WHAT THE TASK REQUIRES: Exactly reproduce each record listed below.

DATA SHOWN:
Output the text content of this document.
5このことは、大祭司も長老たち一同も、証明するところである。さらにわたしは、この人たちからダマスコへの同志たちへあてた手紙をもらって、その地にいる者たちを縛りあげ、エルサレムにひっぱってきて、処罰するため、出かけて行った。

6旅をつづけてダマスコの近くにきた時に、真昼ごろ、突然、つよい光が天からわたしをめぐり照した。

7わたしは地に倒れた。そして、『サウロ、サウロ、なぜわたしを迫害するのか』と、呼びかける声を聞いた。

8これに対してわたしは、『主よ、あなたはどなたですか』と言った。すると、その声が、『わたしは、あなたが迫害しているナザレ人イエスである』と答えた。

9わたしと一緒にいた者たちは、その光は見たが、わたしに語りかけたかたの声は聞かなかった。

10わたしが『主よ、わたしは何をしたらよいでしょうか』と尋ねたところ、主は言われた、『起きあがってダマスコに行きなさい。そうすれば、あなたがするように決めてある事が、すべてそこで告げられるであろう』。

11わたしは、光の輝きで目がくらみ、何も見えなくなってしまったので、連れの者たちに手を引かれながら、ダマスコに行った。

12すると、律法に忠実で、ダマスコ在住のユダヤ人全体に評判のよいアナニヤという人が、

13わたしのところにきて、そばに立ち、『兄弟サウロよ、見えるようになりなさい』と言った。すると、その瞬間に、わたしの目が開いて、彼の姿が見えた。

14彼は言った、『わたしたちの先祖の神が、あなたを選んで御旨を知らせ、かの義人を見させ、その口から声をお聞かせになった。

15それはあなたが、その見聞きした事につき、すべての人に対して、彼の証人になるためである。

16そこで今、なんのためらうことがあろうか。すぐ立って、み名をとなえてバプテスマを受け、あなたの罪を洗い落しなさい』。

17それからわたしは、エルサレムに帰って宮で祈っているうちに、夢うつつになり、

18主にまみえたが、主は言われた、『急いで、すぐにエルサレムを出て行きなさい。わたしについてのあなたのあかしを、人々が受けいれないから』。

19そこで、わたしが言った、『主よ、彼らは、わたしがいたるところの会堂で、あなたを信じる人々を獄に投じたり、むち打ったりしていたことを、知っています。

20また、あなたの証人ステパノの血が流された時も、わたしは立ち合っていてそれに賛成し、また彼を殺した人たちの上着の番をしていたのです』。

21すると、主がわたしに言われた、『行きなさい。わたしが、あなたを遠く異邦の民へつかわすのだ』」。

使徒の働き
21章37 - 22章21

RESPONSE TO THE EXERCISE:
Output the text content of this document.
5このことは、大祭司も長老たち一同も、証明するところである。さらにわたしは、この人たちからダマスコへの同志たちへあてた手紙をもらって、その地にいる者たちを縛りあげ、エルサレムにひっぱってきて、処罰するため、出かけて行った。

6旅をつづけてダマスコの近くにきた時に、真昼ごろ、突然、つよい光が天からわたしをめぐり照した。

7わたしは地に倒れた。そして、『サウロ、サウロ、なぜわたしを迫害するのか』と、呼びかける声を聞いた。

8これに対してわたしは、『主よ、あなたはどなたですか』と言った。すると、その声が、『わたしは、あなたが迫害しているナザレ人イエスである』と答えた。

9わたしと一緒にいた者たちは、その光は見たが、わたしに語りかけたかたの声は聞かなかった。

10わたしが『主よ、わたしは何をしたらよいでしょうか』と尋ねたところ、主は言われた、『起きあがってダマスコに行きなさい。そうすれば、あなたがするように決めてある事が、すべてそこで告げられるであろう』。

11わたしは、光の輝きで目がくらみ、何も見えなくなってしまったので、連れの者たちに手を引かれながら、ダマスコに行った。

12すると、律法に忠実で、ダマスコ在住のユダヤ人全体に評判のよいアナニヤという人が、

13わたしのところにきて、そばに立ち、『兄弟サウロよ、見えるようになりなさい』と言った。すると、その瞬間に、わたしの目が開いて、彼の姿が見えた。

14彼は言った、『わたしたちの先祖の神が、あなたを選んで御旨を知らせ、かの義人を見させ、その口から声をお聞かせになった。

15それはあなたが、その見聞きした事につき、すべての人に対して、彼の証人になるためである。

16そこで今、なんのためらうことがあろうか。すぐ立って、み名をとなえてバプテスマを受け、あなたの罪を洗い落しなさい』。

17それからわたしは、エルサレムに帰って宮で祈っているうちに、夢うつつになり、

18主にまみえたが、主は言われた、『急いで、すぐにエルサレムを出て行きなさい。わたしについてのあなたのあかしを、人々が受けいれないから』。

19そこで、わたしが言った、『主よ、彼らは、わたしがいたるところの会堂で、あなたを信じる人々を獄に投じたり、むち打ったりしていたことを、知っています。

20また、あなたの証人ステパノの血が流された時も、わたしは立ち合っていてそれに賛成し、また彼を殺した人たちの上着の番をしていたのです』。

21すると、主がわたしに言われた、『行きなさい。わたしが、あなたを遠く異邦の民へつかわすのだ』」。

使徒の働き
21章37 - 22章21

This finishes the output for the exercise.